Adesso le mie giornate nascono e muoiono al mare. Ho preso i chili che avevo perso, con sommo dispiacere. Sono diventata nera, come ogni anno. Ho lasciato l’orologio in valigia, lo stesso che qualche settimana fa ritenevo fosse per me indispensabile. Cammino senza correre, mi fermo a guardare i tramonti e a fotografare tutto quello che mi piace. Faccio colazione sul terrazzo, mi sveglio quando capita e dormo nove ore a notte.
Sono in vacanza e non capitava da un po’.
Mi sono ritrovata, ma non ancora del tutto.
È che io di solito mi perdo, in inverno, tra la pioggia e il tempo grigio.
Quest’anno mi sono persa più del solito e così non è andato per niente bene.
Adesso bisogna che ricomponga i tasselli, li metta tutti al loro posto.
Un po’ ci sono riuscita, ma il quadro non è ancora completo.
Mi serve il mare, ancora per un po’.
Ho fatto la valigia, l’ho caricata a più non posso con la scusa che sarei rimasta via un mese intero, riempiendola dell’utile e del meno utile con l’illusione che tutto lì dentro sarebbe stato indispensabile. Mi ci sono seduta sopra, alla fine, per chiuderla.

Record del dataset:
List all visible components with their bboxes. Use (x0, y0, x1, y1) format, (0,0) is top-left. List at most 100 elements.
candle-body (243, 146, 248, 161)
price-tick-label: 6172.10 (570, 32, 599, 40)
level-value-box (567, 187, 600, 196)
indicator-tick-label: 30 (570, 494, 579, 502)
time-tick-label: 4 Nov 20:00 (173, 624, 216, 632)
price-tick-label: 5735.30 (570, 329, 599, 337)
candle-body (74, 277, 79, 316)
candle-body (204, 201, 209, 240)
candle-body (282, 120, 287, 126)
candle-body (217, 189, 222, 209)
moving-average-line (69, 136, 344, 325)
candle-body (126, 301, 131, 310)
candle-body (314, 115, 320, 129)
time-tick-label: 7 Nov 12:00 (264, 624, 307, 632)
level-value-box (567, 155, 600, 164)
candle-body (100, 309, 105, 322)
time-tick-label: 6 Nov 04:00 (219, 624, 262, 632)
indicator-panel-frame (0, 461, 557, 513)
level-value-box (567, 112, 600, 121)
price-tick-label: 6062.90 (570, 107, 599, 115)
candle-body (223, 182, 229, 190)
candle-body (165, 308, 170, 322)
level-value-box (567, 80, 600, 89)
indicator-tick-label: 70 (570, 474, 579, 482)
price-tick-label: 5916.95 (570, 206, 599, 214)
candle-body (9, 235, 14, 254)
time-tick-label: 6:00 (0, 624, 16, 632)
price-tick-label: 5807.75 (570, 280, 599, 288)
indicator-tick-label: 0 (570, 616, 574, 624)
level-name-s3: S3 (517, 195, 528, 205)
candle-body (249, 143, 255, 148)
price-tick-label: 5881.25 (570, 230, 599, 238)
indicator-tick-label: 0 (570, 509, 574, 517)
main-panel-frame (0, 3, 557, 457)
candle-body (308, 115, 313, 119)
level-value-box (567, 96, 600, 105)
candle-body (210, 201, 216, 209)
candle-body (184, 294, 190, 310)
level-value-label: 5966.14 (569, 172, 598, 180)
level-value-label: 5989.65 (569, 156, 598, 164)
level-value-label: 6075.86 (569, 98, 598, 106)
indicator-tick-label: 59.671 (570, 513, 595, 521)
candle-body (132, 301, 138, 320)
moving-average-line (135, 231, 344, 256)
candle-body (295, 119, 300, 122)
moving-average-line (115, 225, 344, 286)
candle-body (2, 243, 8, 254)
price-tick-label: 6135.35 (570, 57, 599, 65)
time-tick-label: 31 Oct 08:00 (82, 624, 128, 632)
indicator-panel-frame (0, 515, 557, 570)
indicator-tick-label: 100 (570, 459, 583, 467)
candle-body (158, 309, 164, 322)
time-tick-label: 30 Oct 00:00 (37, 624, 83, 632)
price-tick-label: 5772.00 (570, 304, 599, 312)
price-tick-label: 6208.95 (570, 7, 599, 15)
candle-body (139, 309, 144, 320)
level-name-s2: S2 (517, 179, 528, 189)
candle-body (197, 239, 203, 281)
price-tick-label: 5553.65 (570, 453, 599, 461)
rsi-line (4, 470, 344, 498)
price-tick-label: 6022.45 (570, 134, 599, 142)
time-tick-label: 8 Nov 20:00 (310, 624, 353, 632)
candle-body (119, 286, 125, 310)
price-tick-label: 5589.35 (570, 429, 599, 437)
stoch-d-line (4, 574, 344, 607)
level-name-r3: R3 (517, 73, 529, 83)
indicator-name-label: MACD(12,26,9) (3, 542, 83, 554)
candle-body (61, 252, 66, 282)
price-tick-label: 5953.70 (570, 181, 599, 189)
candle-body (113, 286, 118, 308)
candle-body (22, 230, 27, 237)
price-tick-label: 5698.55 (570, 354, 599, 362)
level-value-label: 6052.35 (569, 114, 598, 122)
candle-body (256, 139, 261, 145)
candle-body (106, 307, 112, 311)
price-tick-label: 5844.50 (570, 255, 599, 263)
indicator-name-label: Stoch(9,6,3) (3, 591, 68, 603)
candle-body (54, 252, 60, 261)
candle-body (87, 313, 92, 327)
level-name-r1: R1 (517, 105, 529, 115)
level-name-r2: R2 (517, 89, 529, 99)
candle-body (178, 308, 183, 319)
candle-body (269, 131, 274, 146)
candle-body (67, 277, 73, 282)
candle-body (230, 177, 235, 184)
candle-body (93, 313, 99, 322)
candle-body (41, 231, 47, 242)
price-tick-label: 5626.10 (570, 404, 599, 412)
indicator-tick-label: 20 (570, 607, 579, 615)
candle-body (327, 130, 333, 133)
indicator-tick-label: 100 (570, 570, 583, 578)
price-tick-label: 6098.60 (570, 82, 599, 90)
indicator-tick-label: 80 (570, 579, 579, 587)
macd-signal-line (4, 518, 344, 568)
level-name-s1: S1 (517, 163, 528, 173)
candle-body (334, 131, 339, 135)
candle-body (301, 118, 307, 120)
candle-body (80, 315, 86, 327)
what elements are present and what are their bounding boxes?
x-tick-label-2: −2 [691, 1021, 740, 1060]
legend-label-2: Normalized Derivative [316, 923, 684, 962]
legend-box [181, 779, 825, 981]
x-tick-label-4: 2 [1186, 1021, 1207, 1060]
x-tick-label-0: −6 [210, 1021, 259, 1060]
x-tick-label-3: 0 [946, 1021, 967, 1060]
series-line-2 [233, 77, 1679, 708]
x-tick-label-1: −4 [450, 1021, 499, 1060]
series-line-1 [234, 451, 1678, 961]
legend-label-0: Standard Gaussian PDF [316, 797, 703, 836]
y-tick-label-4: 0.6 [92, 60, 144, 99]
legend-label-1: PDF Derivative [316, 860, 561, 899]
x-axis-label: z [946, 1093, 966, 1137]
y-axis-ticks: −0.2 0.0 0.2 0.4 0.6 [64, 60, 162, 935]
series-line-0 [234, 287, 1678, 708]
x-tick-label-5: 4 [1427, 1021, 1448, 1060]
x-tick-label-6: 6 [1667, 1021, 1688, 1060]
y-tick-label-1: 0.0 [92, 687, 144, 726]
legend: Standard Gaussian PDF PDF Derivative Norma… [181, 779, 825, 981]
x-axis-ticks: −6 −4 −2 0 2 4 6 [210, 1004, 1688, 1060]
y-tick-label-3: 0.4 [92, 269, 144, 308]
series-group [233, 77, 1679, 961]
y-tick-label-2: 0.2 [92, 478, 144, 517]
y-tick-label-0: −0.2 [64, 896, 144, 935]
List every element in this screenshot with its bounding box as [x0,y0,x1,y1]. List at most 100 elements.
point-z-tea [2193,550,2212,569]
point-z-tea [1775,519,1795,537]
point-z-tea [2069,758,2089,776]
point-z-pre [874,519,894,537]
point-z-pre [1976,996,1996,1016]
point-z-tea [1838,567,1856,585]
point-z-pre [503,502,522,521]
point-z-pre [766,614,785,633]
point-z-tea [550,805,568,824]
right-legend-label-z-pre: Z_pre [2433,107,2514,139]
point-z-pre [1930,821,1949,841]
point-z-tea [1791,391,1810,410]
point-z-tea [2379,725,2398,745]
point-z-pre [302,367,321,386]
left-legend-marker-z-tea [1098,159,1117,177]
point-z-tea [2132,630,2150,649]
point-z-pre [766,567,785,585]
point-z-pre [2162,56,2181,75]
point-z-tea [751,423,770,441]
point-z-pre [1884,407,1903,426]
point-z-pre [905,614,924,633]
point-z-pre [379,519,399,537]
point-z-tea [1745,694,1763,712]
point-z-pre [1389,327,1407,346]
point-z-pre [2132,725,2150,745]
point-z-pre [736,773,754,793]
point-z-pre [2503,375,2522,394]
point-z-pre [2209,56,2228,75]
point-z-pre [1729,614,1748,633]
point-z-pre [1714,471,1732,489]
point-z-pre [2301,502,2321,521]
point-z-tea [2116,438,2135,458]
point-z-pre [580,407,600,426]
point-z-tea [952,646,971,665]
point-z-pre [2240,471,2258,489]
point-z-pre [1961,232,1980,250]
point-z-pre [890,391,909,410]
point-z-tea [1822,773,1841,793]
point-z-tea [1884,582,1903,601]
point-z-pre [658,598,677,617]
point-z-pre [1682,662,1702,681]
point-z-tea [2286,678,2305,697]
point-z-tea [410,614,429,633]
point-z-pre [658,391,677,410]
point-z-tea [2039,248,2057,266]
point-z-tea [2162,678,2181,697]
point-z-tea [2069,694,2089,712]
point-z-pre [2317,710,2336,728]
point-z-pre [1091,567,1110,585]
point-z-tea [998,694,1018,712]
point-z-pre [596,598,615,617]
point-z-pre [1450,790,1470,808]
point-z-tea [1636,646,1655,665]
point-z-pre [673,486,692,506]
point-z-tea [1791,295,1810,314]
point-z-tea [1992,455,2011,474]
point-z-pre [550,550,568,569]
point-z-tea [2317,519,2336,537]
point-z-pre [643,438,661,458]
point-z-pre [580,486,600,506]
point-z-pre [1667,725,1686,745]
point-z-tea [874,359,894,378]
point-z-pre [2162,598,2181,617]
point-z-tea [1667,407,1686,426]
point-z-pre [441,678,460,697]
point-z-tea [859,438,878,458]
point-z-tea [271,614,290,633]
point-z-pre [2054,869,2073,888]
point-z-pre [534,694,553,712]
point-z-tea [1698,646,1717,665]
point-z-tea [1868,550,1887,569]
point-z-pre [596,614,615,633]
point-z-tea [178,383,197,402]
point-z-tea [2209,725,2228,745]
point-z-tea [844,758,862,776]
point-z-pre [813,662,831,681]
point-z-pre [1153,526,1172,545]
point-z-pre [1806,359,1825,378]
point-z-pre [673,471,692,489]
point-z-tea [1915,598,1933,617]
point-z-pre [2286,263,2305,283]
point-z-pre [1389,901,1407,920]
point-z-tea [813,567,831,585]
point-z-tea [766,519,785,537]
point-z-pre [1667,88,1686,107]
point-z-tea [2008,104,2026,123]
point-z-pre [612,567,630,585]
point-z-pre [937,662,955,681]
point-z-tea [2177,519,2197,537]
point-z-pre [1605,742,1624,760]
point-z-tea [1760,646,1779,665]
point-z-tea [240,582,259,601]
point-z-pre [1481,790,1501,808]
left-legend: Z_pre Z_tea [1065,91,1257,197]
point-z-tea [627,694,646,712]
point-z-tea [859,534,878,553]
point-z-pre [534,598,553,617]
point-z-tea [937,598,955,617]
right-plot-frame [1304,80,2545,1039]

→ Da svolgere
**1)** Elenchi le abitudini che il testo sulla vacanza al mare descrive nelle frasi da «Cammino senza correre» a «dormo nove ore a notte».
**2)** Riprenda il testo sulla vacanza al mare e lo prosegua a partire dall'ultima frase.

→ Risposte ai compiti
**1)**
- Camminare senza correre
- Fermarsi a guardare i tramonti
- Fotografare tutto quello che piace
- Fare colazione sul terrazzo
- Svegliarsi quando capita
- Dormire nove ore a notte

**2)**
Il peso non mi spaventava: ho braccia abbastanza forti e un’esperienza di carichi e scarichi da annotare su qualche improbabile cv. E poi questa volta non ero sola a dover portare quel carico enorme da un treno all’altro. Questa volta c’era lui.
L’ho portato con me, al mio punto di partenza, alle origini, alle radici, a quella terra in cui sono cresciuta.
L’ho portato con me perché ad un certo punto – tra le altre cose – ho pensato che le parole non bastassero più. Che non fosse più sufficiente spiegargli a voce quanto fosse bello il mio mare, quante emozioni potesse regalarmi un tramonto o quanto chiassosa e battagliera fosse la mia famiglia, quanto dolci i miei amici.
C’era bisogno di qualcosa in più, c’era bisogno di vedere tutto questo: di fermarsi a sentire il rumore del mare o vederci i propri piedi dentro senza sforzo alcuno. C’era bisogno di alzare il naso all’insù e lasciarsi confondere dalle troppe bellezze del mio paese. C’era bisogno di sentire i miei racconti, i miei ricordi, la storia della mia famiglia, come sottofondo di tutto quello che lo avrebbe circondato.
E così è stato.
Gli ho fatto conoscere tutti: la mia famiglia chiassosa insieme ai suoi silenzi, ai suoi vuoti o alle troppe parole. I miei amici, nessuno escluso. Qualche professore, qualche maestra d’asilo, qualche vicino di casa, qualcuno che nel bene o nel male ha incrociato la mia vita negli anni passati.
Li incontravo, così per caso nelle vie, li salutavo, glieli presentavo e quando andavano via gli raccontavo i miei ricordi legati a quelle persone.
Adesso, forse, mi conosce di più.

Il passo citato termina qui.